Instructions for the task: Take the data that follows and retype it word for word.

Dataset excerpts:
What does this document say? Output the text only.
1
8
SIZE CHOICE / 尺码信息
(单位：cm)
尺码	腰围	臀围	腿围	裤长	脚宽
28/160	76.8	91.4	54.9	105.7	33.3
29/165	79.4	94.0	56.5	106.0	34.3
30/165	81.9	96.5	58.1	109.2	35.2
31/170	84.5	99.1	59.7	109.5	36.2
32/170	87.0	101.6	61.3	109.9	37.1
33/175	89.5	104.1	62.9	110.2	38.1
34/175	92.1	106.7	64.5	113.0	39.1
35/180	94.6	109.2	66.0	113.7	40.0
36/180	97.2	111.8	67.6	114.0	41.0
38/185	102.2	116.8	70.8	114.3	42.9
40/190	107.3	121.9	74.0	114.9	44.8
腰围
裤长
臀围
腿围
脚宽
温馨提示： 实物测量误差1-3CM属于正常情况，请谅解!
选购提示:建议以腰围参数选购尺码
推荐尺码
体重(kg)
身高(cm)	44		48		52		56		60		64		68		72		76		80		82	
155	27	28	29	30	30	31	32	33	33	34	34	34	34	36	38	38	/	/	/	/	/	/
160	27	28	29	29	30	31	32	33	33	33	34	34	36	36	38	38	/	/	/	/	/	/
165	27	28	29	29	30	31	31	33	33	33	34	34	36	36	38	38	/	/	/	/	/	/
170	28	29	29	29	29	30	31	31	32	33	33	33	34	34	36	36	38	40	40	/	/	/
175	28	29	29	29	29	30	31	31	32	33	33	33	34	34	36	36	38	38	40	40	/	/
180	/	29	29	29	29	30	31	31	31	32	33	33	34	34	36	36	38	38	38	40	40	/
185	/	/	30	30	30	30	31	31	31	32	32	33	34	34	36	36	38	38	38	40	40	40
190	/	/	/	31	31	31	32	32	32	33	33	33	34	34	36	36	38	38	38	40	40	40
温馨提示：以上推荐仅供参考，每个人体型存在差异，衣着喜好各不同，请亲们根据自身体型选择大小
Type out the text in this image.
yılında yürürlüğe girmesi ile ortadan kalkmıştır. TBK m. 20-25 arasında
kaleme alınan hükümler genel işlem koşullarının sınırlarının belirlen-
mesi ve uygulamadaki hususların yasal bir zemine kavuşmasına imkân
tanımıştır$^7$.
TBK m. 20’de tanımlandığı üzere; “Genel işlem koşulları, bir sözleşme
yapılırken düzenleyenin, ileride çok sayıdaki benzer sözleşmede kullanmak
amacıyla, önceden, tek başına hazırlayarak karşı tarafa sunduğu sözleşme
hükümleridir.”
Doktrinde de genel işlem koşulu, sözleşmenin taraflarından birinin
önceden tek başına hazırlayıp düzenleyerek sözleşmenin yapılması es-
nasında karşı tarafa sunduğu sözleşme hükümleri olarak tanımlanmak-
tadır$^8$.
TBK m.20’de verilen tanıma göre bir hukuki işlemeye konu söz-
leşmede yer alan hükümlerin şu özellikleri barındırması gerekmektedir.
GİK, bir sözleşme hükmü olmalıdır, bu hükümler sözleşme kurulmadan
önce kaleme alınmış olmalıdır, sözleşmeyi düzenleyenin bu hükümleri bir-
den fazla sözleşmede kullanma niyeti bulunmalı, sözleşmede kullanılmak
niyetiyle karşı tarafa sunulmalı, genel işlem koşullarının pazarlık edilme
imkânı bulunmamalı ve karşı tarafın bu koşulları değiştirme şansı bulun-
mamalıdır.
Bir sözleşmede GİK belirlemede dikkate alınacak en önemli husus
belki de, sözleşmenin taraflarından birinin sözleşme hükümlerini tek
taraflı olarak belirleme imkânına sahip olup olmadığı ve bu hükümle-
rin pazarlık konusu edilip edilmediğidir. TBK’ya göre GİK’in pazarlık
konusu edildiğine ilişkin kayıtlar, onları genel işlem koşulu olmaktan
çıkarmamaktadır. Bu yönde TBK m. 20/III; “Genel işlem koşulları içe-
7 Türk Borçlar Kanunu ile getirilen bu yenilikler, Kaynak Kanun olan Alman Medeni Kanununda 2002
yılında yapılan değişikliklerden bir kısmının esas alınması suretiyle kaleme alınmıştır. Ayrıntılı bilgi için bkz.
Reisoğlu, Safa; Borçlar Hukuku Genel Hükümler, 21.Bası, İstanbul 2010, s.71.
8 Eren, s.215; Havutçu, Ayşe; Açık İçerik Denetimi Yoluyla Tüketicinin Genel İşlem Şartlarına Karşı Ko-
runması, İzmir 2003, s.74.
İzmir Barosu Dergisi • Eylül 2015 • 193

Solution to the problem:
What does this document say? Output the text only.
1
8
SIZE CHOICE / 尺码信息
(单位：cm)
尺码	腰围	臀围	腿围	裤长	脚宽
28/160	76.8	91.4	54.9	105.7	33.3
29/165	79.4	94.0	56.5	106.0	34.3
30/165	81.9	96.5	58.1	109.2	35.2
31/170	84.5	99.1	59.7	109.5	36.2
32/170	87.0	101.6	61.3	109.9	37.1
33/175	89.5	104.1	62.9	110.2	38.1
34/175	92.1	106.7	64.5	113.0	39.1
35/180	94.6	109.2	66.0	113.7	40.0
36/180	97.2	111.8	67.6	114.0	41.0
38/185	102.2	116.8	70.8	114.3	42.9
40/190	107.3	121.9	74.0	114.9	44.8
腰围
裤长
臀围
腿围
脚宽
温馨提示： 实物测量误差1-3CM属于正常情况，请谅解!
选购提示:建议以腰围参数选购尺码
推荐尺码
体重(kg)
身高(cm)	44		48		52		56		60		64		68		72		76		80		82	
155	27	28	29	30	30	31	32	33	33	34	34	34	34	36	38	38	/	/	/	/	/	/
160	27	28	29	29	30	31	32	33	33	33	34	34	36	36	38	38	/	/	/	/	/	/
165	27	28	29	29	30	31	31	33	33	33	34	34	36	36	38	38	/	/	/	/	/	/
170	28	29	29	29	29	30	31	31	32	33	33	33	34	34	36	36	38	40	40	/	/	/
175	28	29	29	29	29	30	31	31	32	33	33	33	34	34	36	36	38	38	40	40	/	/
180	/	29	29	29	29	30	31	31	31	32	33	33	34	34	36	36	38	38	38	40	40	/
185	/	/	30	30	30	30	31	31	31	32	32	33	34	34	36	36	38	38	38	40	40	40
190	/	/	/	31	31	31	32	32	32	33	33	33	34	34	36	36	38	38	38	40	40	40
温馨提示：以上推荐仅供参考，每个人体型存在差异，衣着喜好各不同，请亲们根据自身体型选择大小
Type out the text in this image.
yılında yürürlüğe girmesi ile ortadan kalkmıştır. TBK m. 20-25 arasında
kaleme alınan hükümler genel işlem koşullarının sınırlarının belirlen-
mesi ve uygulamadaki hususların yasal bir zemine kavuşmasına imkân
tanımıştır$^7$.
TBK m. 20’de tanımlandığı üzere; “Genel işlem koşulları, bir sözleşme
yapılırken düzenleyenin, ileride çok sayıdaki benzer sözleşmede kullanmak
amacıyla, önceden, tek başına hazırlayarak karşı tarafa sunduğu sözleşme
hükümleridir.”
Doktrinde de genel işlem koşulu, sözleşmenin taraflarından birinin
önceden tek başına hazırlayıp düzenleyerek sözleşmenin yapılması es-
nasında karşı tarafa sunduğu sözleşme hükümleri olarak tanımlanmak-
tadır$^8$.
TBK m.20’de verilen tanıma göre bir hukuki işlemeye konu söz-
leşmede yer alan hükümlerin şu özellikleri barındırması gerekmektedir.
GİK, bir sözleşme hükmü olmalıdır, bu hükümler sözleşme kurulmadan
önce kaleme alınmış olmalıdır, sözleşmeyi düzenleyenin bu hükümleri bir-
den fazla sözleşmede kullanma niyeti bulunmalı, sözleşmede kullanılmak
niyetiyle karşı tarafa sunulmalı, genel işlem koşullarının pazarlık edilme
imkânı bulunmamalı ve karşı tarafın bu koşulları değiştirme şansı bulun-
mamalıdır.
Bir sözleşmede GİK belirlemede dikkate alınacak en önemli husus
belki de, sözleşmenin taraflarından birinin sözleşme hükümlerini tek
taraflı olarak belirleme imkânına sahip olup olmadığı ve bu hükümle-
rin pazarlık konusu edilip edilmediğidir. TBK’ya göre GİK’in pazarlık
konusu edildiğine ilişkin kayıtlar, onları genel işlem koşulu olmaktan
çıkarmamaktadır. Bu yönde TBK m. 20/III; “Genel işlem koşulları içe-
7 Türk Borçlar Kanunu ile getirilen bu yenilikler, Kaynak Kanun olan Alman Medeni Kanununda 2002
yılında yapılan değişikliklerden bir kısmının esas alınması suretiyle kaleme alınmıştır. Ayrıntılı bilgi için bkz.
Reisoğlu, Safa; Borçlar Hukuku Genel Hükümler, 21.Bası, İstanbul 2010, s.71.
8 Eren, s.215; Havutçu, Ayşe; Açık İçerik Denetimi Yoluyla Tüketicinin Genel İşlem Şartlarına Karşı Ko-
runması, İzmir 2003, s.74.
İzmir Barosu Dergisi • Eylül 2015 • 193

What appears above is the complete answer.